(What to work on):
Report every line from the material that contains the word "participation".

(Dataset):
* * * * * * * * *
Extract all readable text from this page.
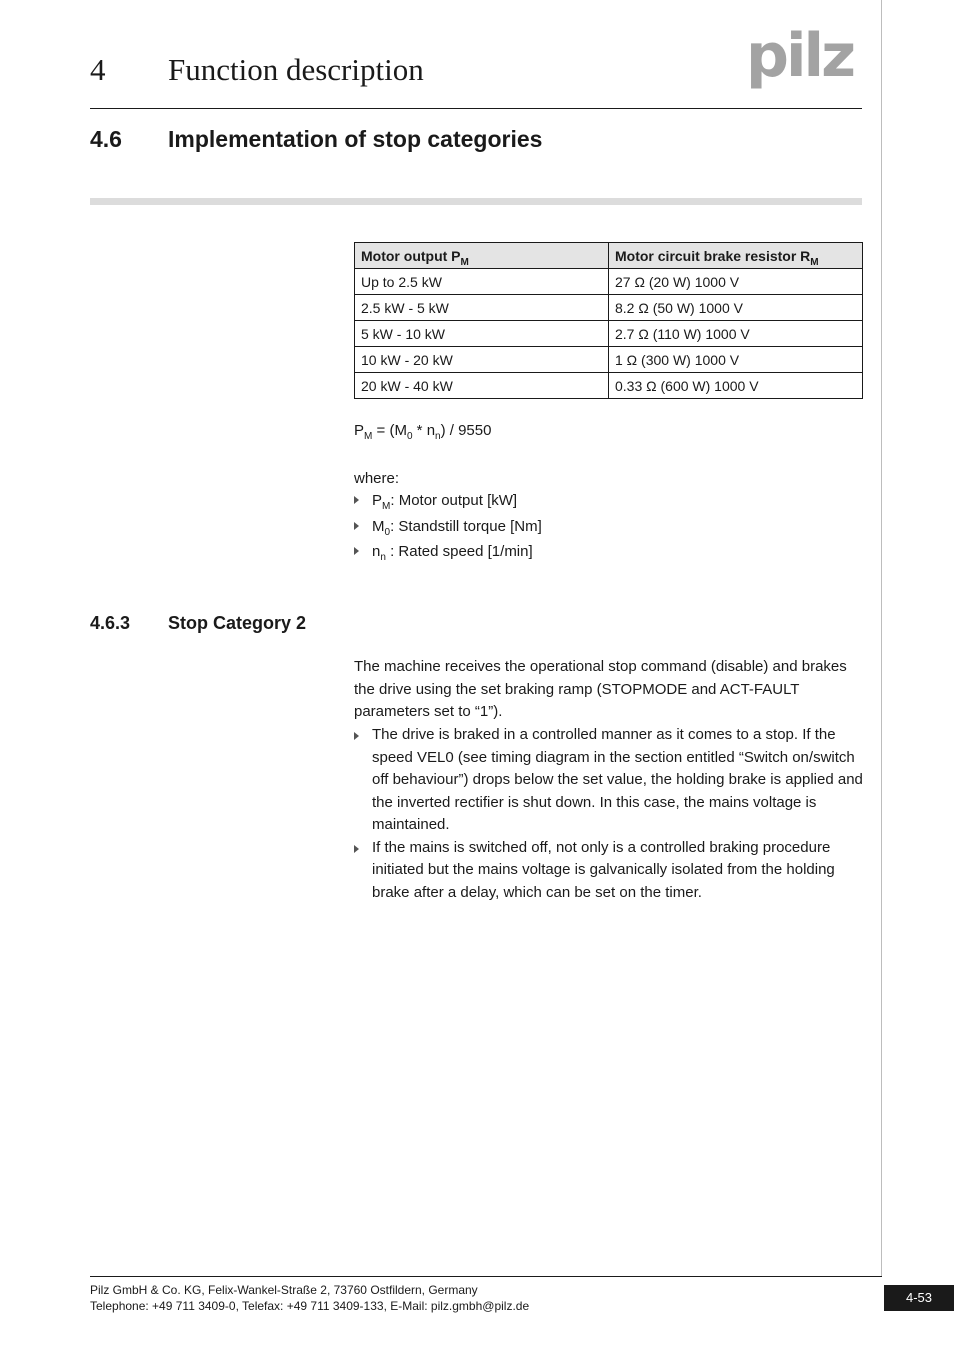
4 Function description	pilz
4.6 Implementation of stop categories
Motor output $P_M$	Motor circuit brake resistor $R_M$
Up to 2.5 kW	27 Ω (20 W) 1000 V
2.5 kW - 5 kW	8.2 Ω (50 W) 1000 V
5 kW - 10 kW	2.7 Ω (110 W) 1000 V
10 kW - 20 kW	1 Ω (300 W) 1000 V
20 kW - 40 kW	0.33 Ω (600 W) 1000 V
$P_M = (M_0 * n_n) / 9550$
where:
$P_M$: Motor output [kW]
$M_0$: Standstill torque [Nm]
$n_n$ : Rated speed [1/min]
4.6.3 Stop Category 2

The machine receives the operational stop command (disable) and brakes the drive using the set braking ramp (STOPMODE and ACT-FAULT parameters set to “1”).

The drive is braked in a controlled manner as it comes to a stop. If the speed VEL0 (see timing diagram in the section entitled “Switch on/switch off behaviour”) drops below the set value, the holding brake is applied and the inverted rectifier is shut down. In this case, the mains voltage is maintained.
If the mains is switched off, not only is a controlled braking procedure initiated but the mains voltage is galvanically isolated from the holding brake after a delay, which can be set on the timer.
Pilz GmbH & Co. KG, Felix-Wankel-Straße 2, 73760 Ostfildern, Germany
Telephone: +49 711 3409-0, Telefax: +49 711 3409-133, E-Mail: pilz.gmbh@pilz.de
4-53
* * * * * * * * *
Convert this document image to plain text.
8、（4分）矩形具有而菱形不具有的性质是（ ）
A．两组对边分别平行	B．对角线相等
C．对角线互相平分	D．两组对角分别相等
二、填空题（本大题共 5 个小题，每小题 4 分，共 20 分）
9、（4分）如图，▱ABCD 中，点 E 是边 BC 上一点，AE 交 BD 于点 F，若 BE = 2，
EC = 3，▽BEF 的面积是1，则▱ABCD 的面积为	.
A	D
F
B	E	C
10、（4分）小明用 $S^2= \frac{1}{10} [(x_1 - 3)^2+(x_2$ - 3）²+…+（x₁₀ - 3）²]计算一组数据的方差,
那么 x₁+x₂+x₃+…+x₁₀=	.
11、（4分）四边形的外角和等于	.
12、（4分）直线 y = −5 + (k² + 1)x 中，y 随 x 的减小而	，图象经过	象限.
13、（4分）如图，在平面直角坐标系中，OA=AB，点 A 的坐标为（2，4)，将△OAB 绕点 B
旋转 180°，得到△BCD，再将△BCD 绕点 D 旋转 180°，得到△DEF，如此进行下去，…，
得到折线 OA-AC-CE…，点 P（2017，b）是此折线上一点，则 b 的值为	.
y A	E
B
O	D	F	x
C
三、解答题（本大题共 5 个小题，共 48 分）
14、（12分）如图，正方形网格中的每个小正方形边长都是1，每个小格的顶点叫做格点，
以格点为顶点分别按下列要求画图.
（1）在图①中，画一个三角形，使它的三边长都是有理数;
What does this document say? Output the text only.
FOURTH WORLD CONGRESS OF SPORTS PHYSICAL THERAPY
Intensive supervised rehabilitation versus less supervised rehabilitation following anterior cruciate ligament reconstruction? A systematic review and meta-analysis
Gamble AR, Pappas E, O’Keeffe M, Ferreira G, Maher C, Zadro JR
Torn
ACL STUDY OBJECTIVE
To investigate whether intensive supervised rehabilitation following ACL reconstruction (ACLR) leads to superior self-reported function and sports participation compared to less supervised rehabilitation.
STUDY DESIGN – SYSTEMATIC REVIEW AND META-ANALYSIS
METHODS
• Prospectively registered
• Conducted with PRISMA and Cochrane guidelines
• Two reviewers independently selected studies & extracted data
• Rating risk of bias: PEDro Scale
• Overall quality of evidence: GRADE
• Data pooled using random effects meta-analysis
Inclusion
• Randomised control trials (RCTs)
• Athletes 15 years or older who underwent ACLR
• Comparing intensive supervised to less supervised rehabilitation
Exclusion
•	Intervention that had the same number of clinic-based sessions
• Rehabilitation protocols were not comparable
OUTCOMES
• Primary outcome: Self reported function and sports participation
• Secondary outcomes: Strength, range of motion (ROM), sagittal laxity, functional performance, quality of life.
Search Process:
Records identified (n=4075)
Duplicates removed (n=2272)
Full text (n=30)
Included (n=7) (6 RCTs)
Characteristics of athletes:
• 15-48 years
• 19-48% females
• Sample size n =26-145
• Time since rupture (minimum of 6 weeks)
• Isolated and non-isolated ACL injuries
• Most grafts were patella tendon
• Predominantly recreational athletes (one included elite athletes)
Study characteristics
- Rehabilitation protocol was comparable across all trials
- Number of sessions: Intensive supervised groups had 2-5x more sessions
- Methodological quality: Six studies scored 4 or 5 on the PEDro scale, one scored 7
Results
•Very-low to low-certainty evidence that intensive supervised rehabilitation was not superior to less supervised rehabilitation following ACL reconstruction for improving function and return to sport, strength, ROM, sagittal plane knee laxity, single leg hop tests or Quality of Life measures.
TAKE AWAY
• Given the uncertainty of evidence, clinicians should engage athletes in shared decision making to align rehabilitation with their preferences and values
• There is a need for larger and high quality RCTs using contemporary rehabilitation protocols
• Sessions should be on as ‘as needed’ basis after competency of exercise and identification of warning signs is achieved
* * * * * * * * *
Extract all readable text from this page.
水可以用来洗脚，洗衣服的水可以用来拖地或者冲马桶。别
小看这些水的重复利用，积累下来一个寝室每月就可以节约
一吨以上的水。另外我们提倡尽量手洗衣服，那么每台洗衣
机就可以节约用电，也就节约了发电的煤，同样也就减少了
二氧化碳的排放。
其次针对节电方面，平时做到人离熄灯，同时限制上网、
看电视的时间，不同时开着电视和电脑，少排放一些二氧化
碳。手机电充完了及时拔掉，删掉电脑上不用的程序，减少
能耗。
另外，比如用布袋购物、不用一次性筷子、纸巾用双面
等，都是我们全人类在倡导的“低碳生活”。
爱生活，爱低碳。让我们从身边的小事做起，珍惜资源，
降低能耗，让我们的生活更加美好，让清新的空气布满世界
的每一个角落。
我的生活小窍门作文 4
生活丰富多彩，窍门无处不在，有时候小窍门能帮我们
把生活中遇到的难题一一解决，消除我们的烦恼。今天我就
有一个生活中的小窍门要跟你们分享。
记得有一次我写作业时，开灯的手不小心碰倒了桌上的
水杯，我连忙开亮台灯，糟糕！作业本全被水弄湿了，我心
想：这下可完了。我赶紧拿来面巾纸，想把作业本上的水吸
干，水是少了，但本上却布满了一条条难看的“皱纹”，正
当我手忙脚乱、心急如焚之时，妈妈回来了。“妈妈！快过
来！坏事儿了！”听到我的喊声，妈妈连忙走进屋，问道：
* * * * * * * * *
(Output):
To investigate whether intensive supervised rehabilitation following ACL reconstruction (ACLR) leads to superior self-reported function and sports participation compared to less supervised rehabilitation.
• Primary outcome: Self reported function and sports participation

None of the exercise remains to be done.